Chart and figure data
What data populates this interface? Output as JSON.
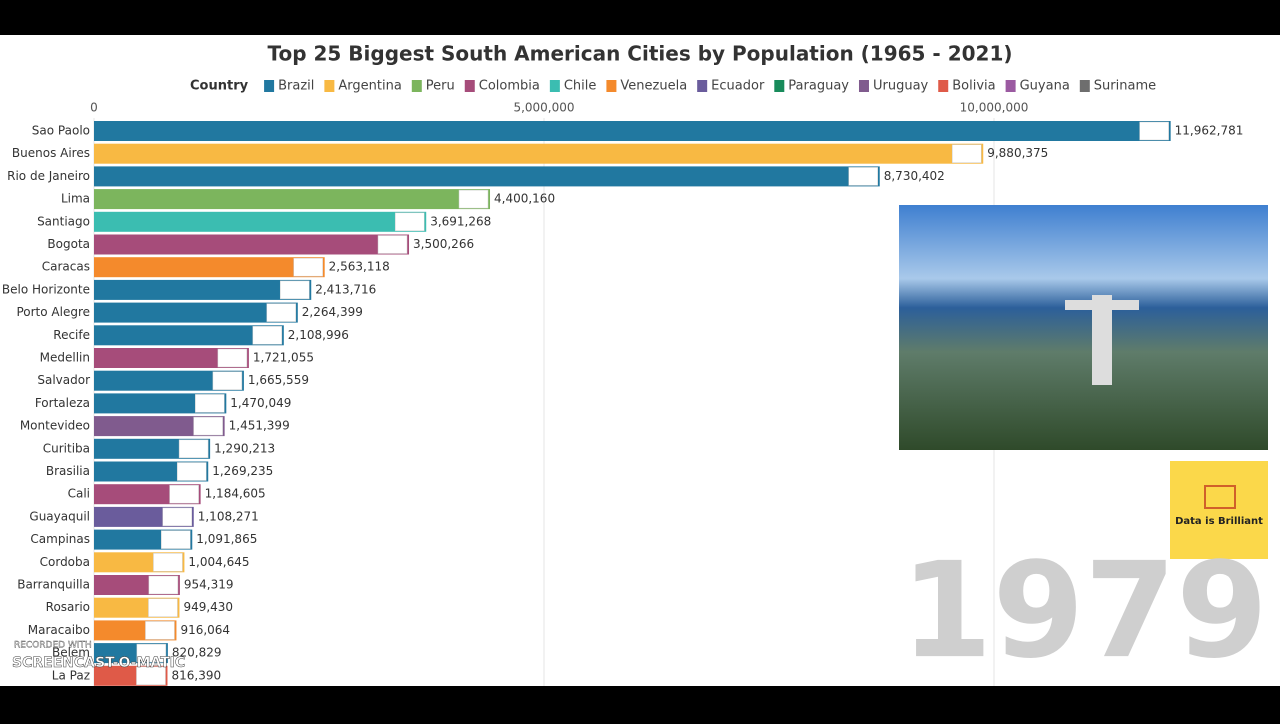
{
  "chart_data": {
    "type": "bar",
    "title": "Top 25 Biggest South American Cities by Population (1965 - 2021)",
    "legend_title": "Country",
    "legend": [
      {
        "name": "Brazil",
        "color": "#2178a0"
      },
      {
        "name": "Argentina",
        "color": "#f8b943"
      },
      {
        "name": "Peru",
        "color": "#7cb55d"
      },
      {
        "name": "Colombia",
        "color": "#a64c7a"
      },
      {
        "name": "Chile",
        "color": "#3bbdb1"
      },
      {
        "name": "Venezuela",
        "color": "#f48a2c"
      },
      {
        "name": "Ecuador",
        "color": "#6a5c9c"
      },
      {
        "name": "Paraguay",
        "color": "#188b5b"
      },
      {
        "name": "Uruguay",
        "color": "#805b8e"
      },
      {
        "name": "Bolivia",
        "color": "#df5a48"
      },
      {
        "name": "Guyana",
        "color": "#9b5aa1"
      },
      {
        "name": "Suriname",
        "color": "#6e6e6e"
      }
    ],
    "categories": [
      "Sao Paolo",
      "Buenos Aires",
      "Rio de Janeiro",
      "Lima",
      "Santiago",
      "Bogota",
      "Caracas",
      "Belo Horizonte",
      "Porto Alegre",
      "Recife",
      "Medellin",
      "Salvador",
      "Fortaleza",
      "Montevideo",
      "Curitiba",
      "Brasilia",
      "Cali",
      "Guayaquil",
      "Campinas",
      "Cordoba",
      "Barranquilla",
      "Rosario",
      "Maracaibo",
      "Belem",
      "La Paz"
    ],
    "values": [
      11962781,
      9880375,
      8730402,
      4400160,
      3691268,
      3500266,
      2563118,
      2413716,
      2264399,
      2108996,
      1721055,
      1665559,
      1470049,
      1451399,
      1290213,
      1269235,
      1184605,
      1108271,
      1091865,
      1004645,
      954319,
      949430,
      916064,
      820829,
      816390
    ],
    "value_labels": [
      "11,962,781",
      "9,880,375",
      "8,730,402",
      "4,400,160",
      "3,691,268",
      "3,500,266",
      "2,563,118",
      "2,413,716",
      "2,264,399",
      "2,108,996",
      "1,721,055",
      "1,665,559",
      "1,470,049",
      "1,451,399",
      "1,290,213",
      "1,269,235",
      "1,184,605",
      "1,108,271",
      "1,091,865",
      "1,004,645",
      "954,319",
      "949,430",
      "916,064",
      "820,829",
      "816,390"
    ],
    "colors": [
      "#2178a0",
      "#f8b943",
      "#2178a0",
      "#7cb55d",
      "#3bbdb1",
      "#a64c7a",
      "#f48a2c",
      "#2178a0",
      "#2178a0",
      "#2178a0",
      "#a64c7a",
      "#2178a0",
      "#2178a0",
      "#805b8e",
      "#2178a0",
      "#2178a0",
      "#a64c7a",
      "#6a5c9c",
      "#2178a0",
      "#f8b943",
      "#a64c7a",
      "#f8b943",
      "#f48a2c",
      "#2178a0",
      "#df5a48"
    ],
    "xlim": [
      0,
      13000000
    ],
    "xticks": [
      0,
      {
        "value": 5000000,
        "label": "5,000,000"
      },
      {
        "value": 10000000,
        "label": "10,000,000"
      }
    ],
    "grid": true,
    "year": "1979",
    "logo_text": "Data is Brilliant",
    "watermark": [
      "RECORDED WITH",
      "SCREENCAST-O-MATIC"
    ]
  }
}
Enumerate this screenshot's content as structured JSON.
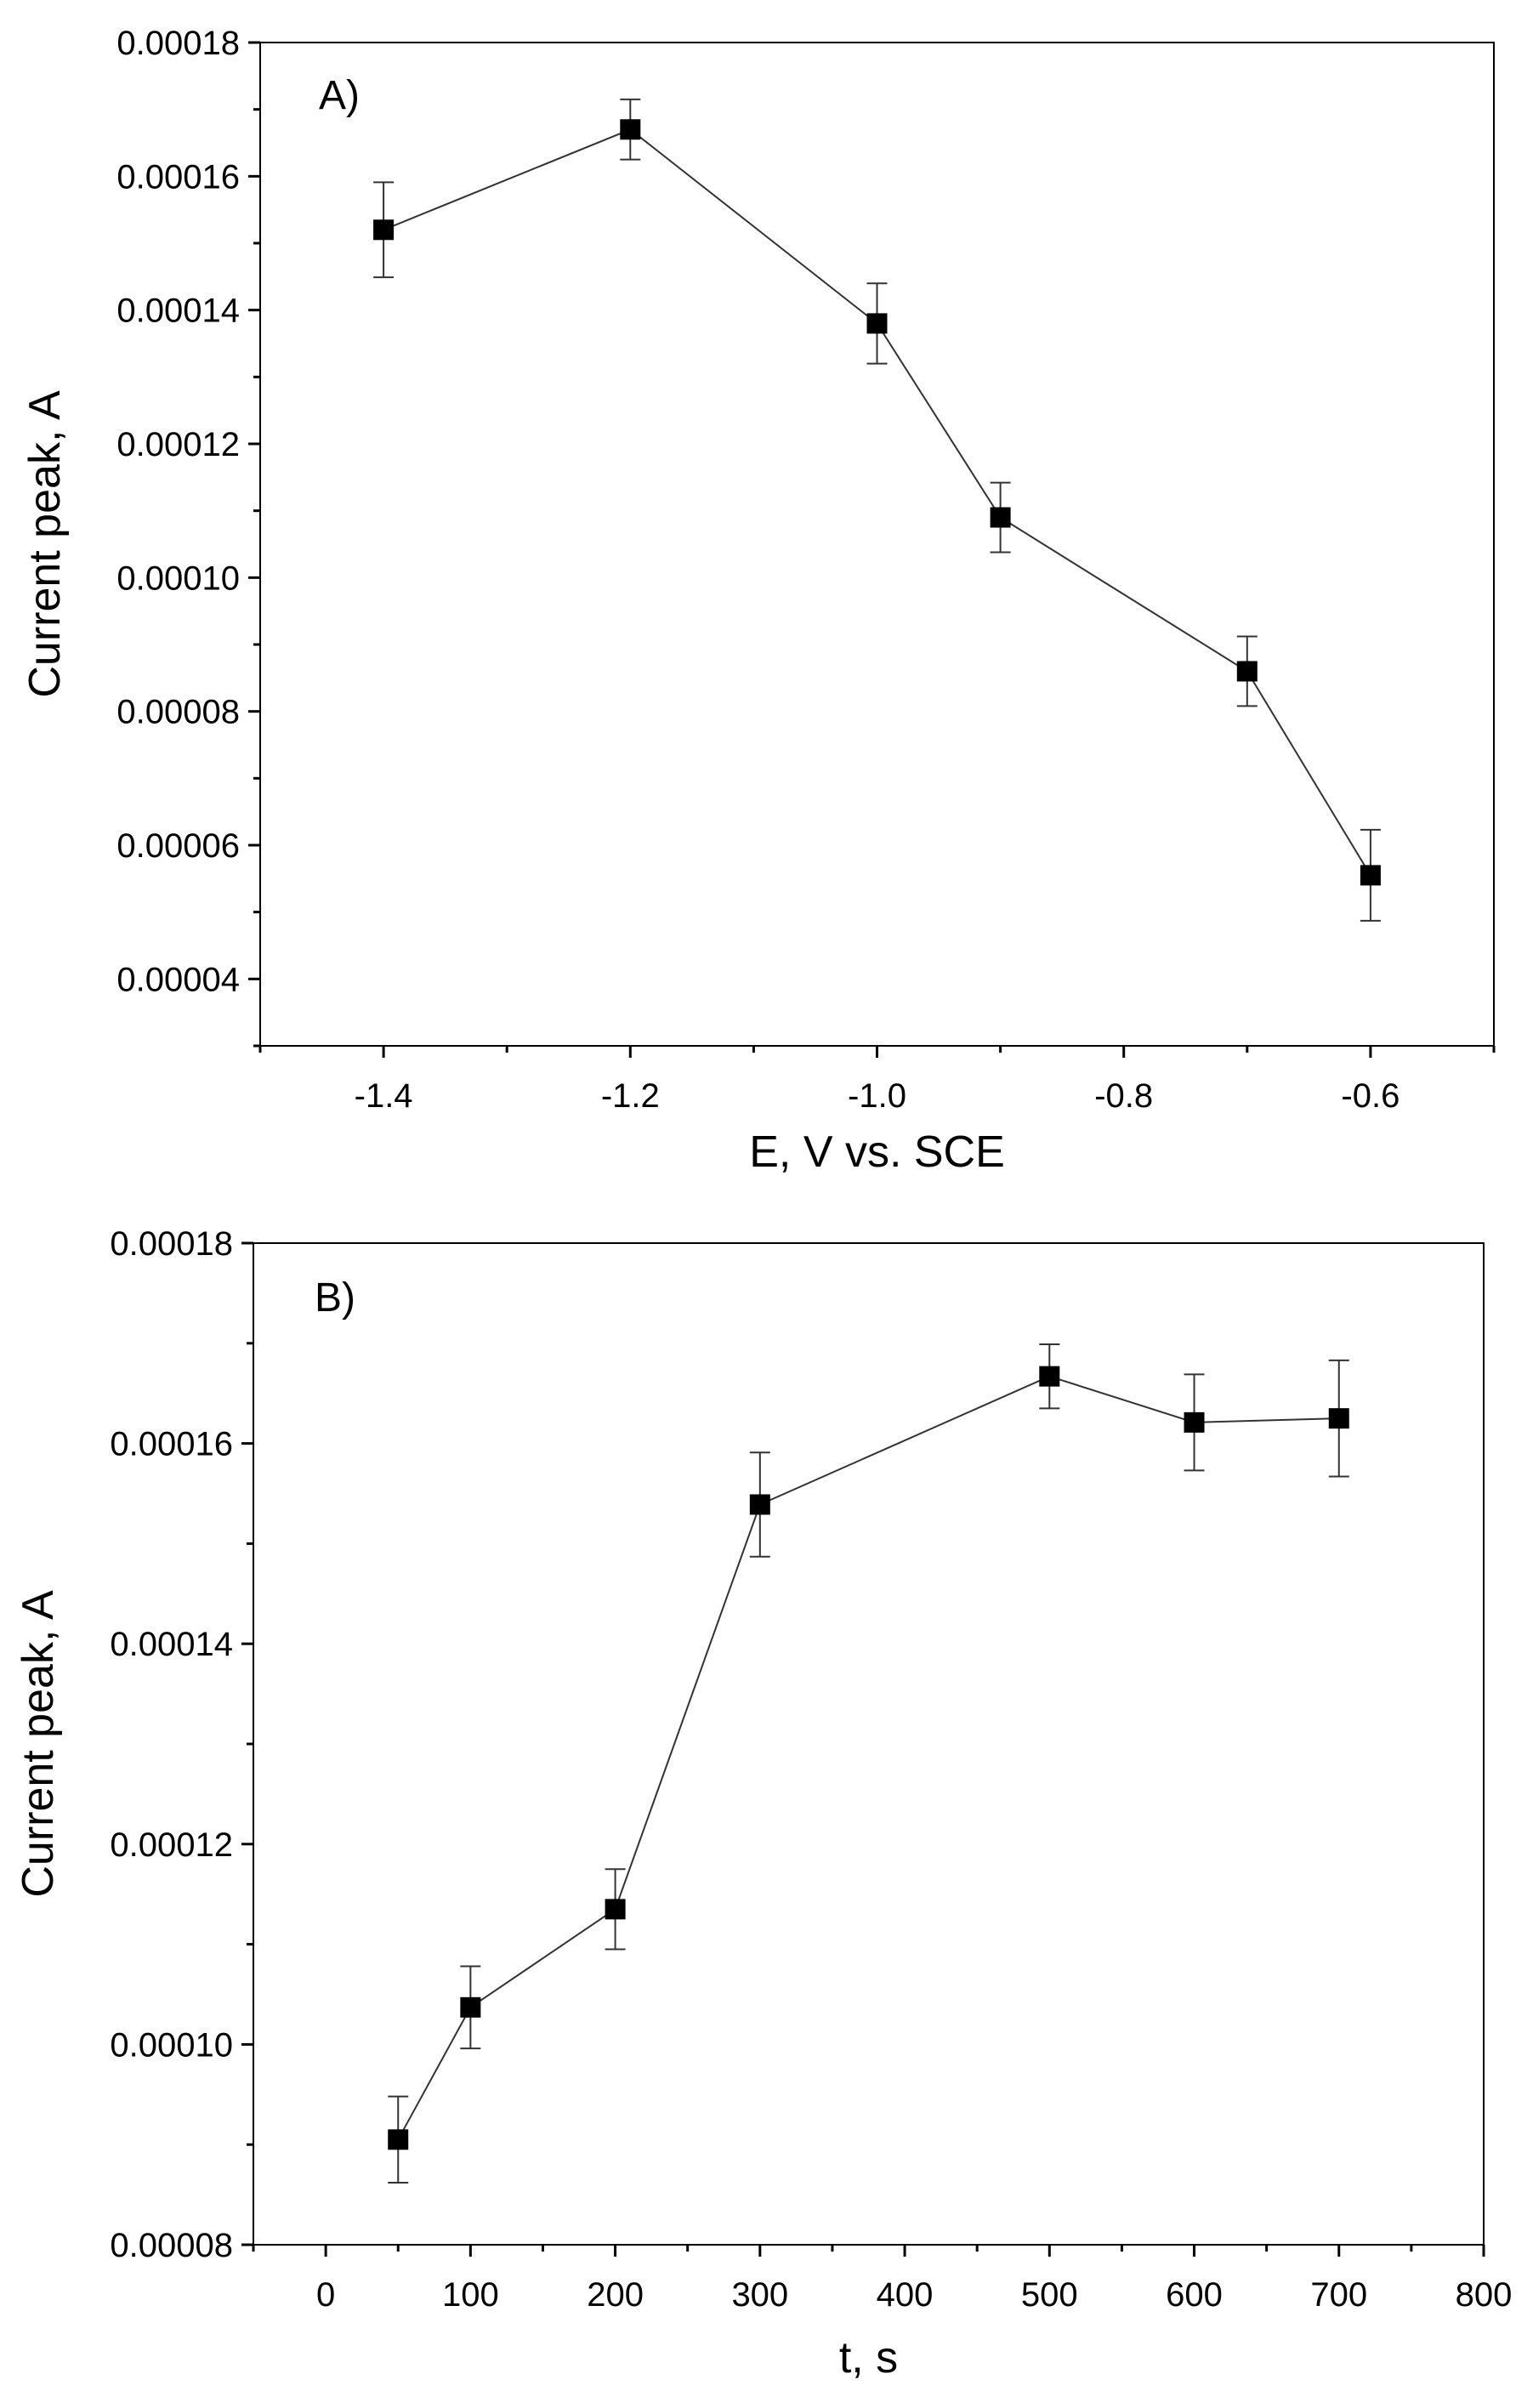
{
  "chart_data": [
    {
      "type": "scatter",
      "panel_label": "A)",
      "xlabel": "E, V vs. SCE",
      "ylabel": "Current peak, A",
      "xlim": [
        -1.5,
        -0.5
      ],
      "ylim": [
        3e-05,
        0.00018
      ],
      "xticks": [
        -1.4,
        -1.2,
        -1.0,
        -0.8,
        -0.6
      ],
      "xtick_labels": [
        "-1.4",
        "-1.2",
        "-1.0",
        "-0.8",
        "-0.6"
      ],
      "yticks": [
        4e-05,
        6e-05,
        8e-05,
        0.0001,
        0.00012,
        0.00014,
        0.00016,
        0.00018
      ],
      "ytick_labels": [
        "0.00004",
        "0.00006",
        "0.00008",
        "0.00010",
        "0.00012",
        "0.00014",
        "0.00016",
        "0.00018"
      ],
      "grid": false,
      "series": [
        {
          "name": "Current peak",
          "x": [
            -1.4,
            -1.2,
            -1.0,
            -0.9,
            -0.7,
            -0.6
          ],
          "y": [
            0.000152,
            0.000167,
            0.000138,
            0.000109,
            8.6e-05,
            5.55e-05
          ],
          "yerr": [
            7.1e-06,
            4.5e-06,
            6e-06,
            5.2e-06,
            5.2e-06,
            6.8e-06
          ]
        }
      ]
    },
    {
      "type": "scatter",
      "panel_label": "B)",
      "xlabel": "t, s",
      "ylabel": "Current peak, A",
      "xlim": [
        -50,
        800
      ],
      "ylim": [
        8e-05,
        0.00018
      ],
      "xticks": [
        0,
        100,
        200,
        300,
        400,
        500,
        600,
        700,
        800
      ],
      "xtick_labels": [
        "0",
        "100",
        "200",
        "300",
        "400",
        "500",
        "600",
        "700",
        "800"
      ],
      "yticks": [
        8e-05,
        0.0001,
        0.00012,
        0.00014,
        0.00016,
        0.00018
      ],
      "ytick_labels": [
        "0.00008",
        "0.00010",
        "0.00012",
        "0.00014",
        "0.00016",
        "0.00018"
      ],
      "grid": false,
      "series": [
        {
          "name": "Current peak",
          "x": [
            50,
            100,
            200,
            300,
            500,
            600,
            700
          ],
          "y": [
            9.05e-05,
            0.0001037,
            0.0001135,
            0.0001539,
            0.0001667,
            0.0001621,
            0.0001625
          ],
          "yerr": [
            4.3e-06,
            4.1e-06,
            4e-06,
            5.2e-06,
            3.2e-06,
            4.8e-06,
            5.8e-06
          ]
        }
      ]
    }
  ]
}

• **INSTRUCTION**:
Without the pictures, print the whole listing exactly as given.

• **RESULT FOR THIS EXERCISE**:
What data populates this interface? Output as JSON.
{
  "chart_data": {
    "type": "bar",
    "title": "Top 25 Biggest South American Cities by Population (1965 - 2021)",
    "legend_title": "Country",
    "legend": [
      {
        "name": "Brazil",
        "color": "#2178a0"
      },
      {
        "name": "Argentina",
        "color": "#f8b943"
      },
      {
        "name": "Peru",
        "color": "#7cb55d"
      },
      {
        "name": "Colombia",
        "color": "#a64c7a"
      },
      {
        "name": "Chile",
        "color": "#3bbdb1"
      },
      {
        "name": "Venezuela",
        "color": "#f48a2c"
      },
      {
        "name": "Ecuador",
        "color": "#6a5c9c"
      },
      {
        "name": "Paraguay",
        "color": "#188b5b"
      },
      {
        "name": "Uruguay",
        "color": "#805b8e"
      },
      {
        "name": "Bolivia",
        "color": "#df5a48"
      },
      {
        "name": "Guyana",
        "color": "#9b5aa1"
      },
      {
        "name": "Suriname",
        "color": "#6e6e6e"
      }
    ],
    "categories": [
      "Sao Paolo",
      "Buenos Aires",
      "Rio de Janeiro",
      "Lima",
      "Santiago",
      "Bogota",
      "Caracas",
      "Belo Horizonte",
      "Porto Alegre",
      "Recife",
      "Medellin",
      "Salvador",
      "Fortaleza",
      "Montevideo",
      "Curitiba",
      "Brasilia",
      "Cali",
      "Guayaquil",
      "Campinas",
      "Cordoba",
      "Barranquilla",
      "Rosario",
      "Maracaibo",
      "Belem",
      "La Paz"
    ],
    "values": [
      11962781,
      9880375,
      8730402,
      4400160,
      3691268,
      3500266,
      2563118,
      2413716,
      2264399,
      2108996,
      1721055,
      1665559,
      1470049,
      1451399,
      1290213,
      1269235,
      1184605,
      1108271,
      1091865,
      1004645,
      954319,
      949430,
      916064,
      820829,
      816390
    ],
    "value_labels": [
      "11,962,781",
      "9,880,375",
      "8,730,402",
      "4,400,160",
      "3,691,268",
      "3,500,266",
      "2,563,118",
      "2,413,716",
      "2,264,399",
      "2,108,996",
      "1,721,055",
      "1,665,559",
      "1,470,049",
      "1,451,399",
      "1,290,213",
      "1,269,235",
      "1,184,605",
      "1,108,271",
      "1,091,865",
      "1,004,645",
      "954,319",
      "949,430",
      "916,064",
      "820,829",
      "816,390"
    ],
    "colors": [
      "#2178a0",
      "#f8b943",
      "#2178a0",
      "#7cb55d",
      "#3bbdb1",
      "#a64c7a",
      "#f48a2c",
      "#2178a0",
      "#2178a0",
      "#2178a0",
      "#a64c7a",
      "#2178a0",
      "#2178a0",
      "#805b8e",
      "#2178a0",
      "#2178a0",
      "#a64c7a",
      "#6a5c9c",
      "#2178a0",
      "#f8b943",
      "#a64c7a",
      "#f8b943",
      "#f48a2c",
      "#2178a0",
      "#df5a48"
    ],
    "xlim": [
      0,
      13000000
    ],
    "xticks": [
      0,
      {
        "value": 5000000,
        "label": "5,000,000"
      },
      {
        "value": 10000000,
        "label": "10,000,000"
      }
    ],
    "grid": true,
    "year": "1979",
    "logo_text": "Data is Brilliant",
    "watermark": [
      "RECORDED WITH",
      "SCREENCAST-O-MATIC"
    ]
  }
}
Enumerate this screenshot's content as structured JSON.
{
  "chart_data": [
    {
      "type": "scatter",
      "panel_label": "A)",
      "xlabel": "E, V vs. SCE",
      "ylabel": "Current peak, A",
      "xlim": [
        -1.5,
        -0.5
      ],
      "ylim": [
        3e-05,
        0.00018
      ],
      "xticks": [
        -1.4,
        -1.2,
        -1.0,
        -0.8,
        -0.6
      ],
      "xtick_labels": [
        "-1.4",
        "-1.2",
        "-1.0",
        "-0.8",
        "-0.6"
      ],
      "yticks": [
        4e-05,
        6e-05,
        8e-05,
        0.0001,
        0.00012,
        0.00014,
        0.00016,
        0.00018
      ],
      "ytick_labels": [
        "0.00004",
        "0.00006",
        "0.00008",
        "0.00010",
        "0.00012",
        "0.00014",
        "0.00016",
        "0.00018"
      ],
      "grid": false,
      "series": [
        {
          "name": "Current peak",
          "x": [
            -1.4,
            -1.2,
            -1.0,
            -0.9,
            -0.7,
            -0.6
          ],
          "y": [
            0.000152,
            0.000167,
            0.000138,
            0.000109,
            8.6e-05,
            5.55e-05
          ],
          "yerr": [
            7.1e-06,
            4.5e-06,
            6e-06,
            5.2e-06,
            5.2e-06,
            6.8e-06
          ]
        }
      ]
    },
    {
      "type": "scatter",
      "panel_label": "B)",
      "xlabel": "t, s",
      "ylabel": "Current peak, A",
      "xlim": [
        -50,
        800
      ],
      "ylim": [
        8e-05,
        0.00018
      ],
      "xticks": [
        0,
        100,
        200,
        300,
        400,
        500,
        600,
        700,
        800
      ],
      "xtick_labels": [
        "0",
        "100",
        "200",
        "300",
        "400",
        "500",
        "600",
        "700",
        "800"
      ],
      "yticks": [
        8e-05,
        0.0001,
        0.00012,
        0.00014,
        0.00016,
        0.00018
      ],
      "ytick_labels": [
        "0.00008",
        "0.00010",
        "0.00012",
        "0.00014",
        "0.00016",
        "0.00018"
      ],
      "grid": false,
      "series": [
        {
          "name": "Current peak",
          "x": [
            50,
            100,
            200,
            300,
            500,
            600,
            700
          ],
          "y": [
            9.05e-05,
            0.0001037,
            0.0001135,
            0.0001539,
            0.0001667,
            0.0001621,
            0.0001625
          ],
          "yerr": [
            4.3e-06,
            4.1e-06,
            4e-06,
            5.2e-06,
            3.2e-06,
            4.8e-06,
            5.8e-06
          ]
        }
      ]
    }
  ]
}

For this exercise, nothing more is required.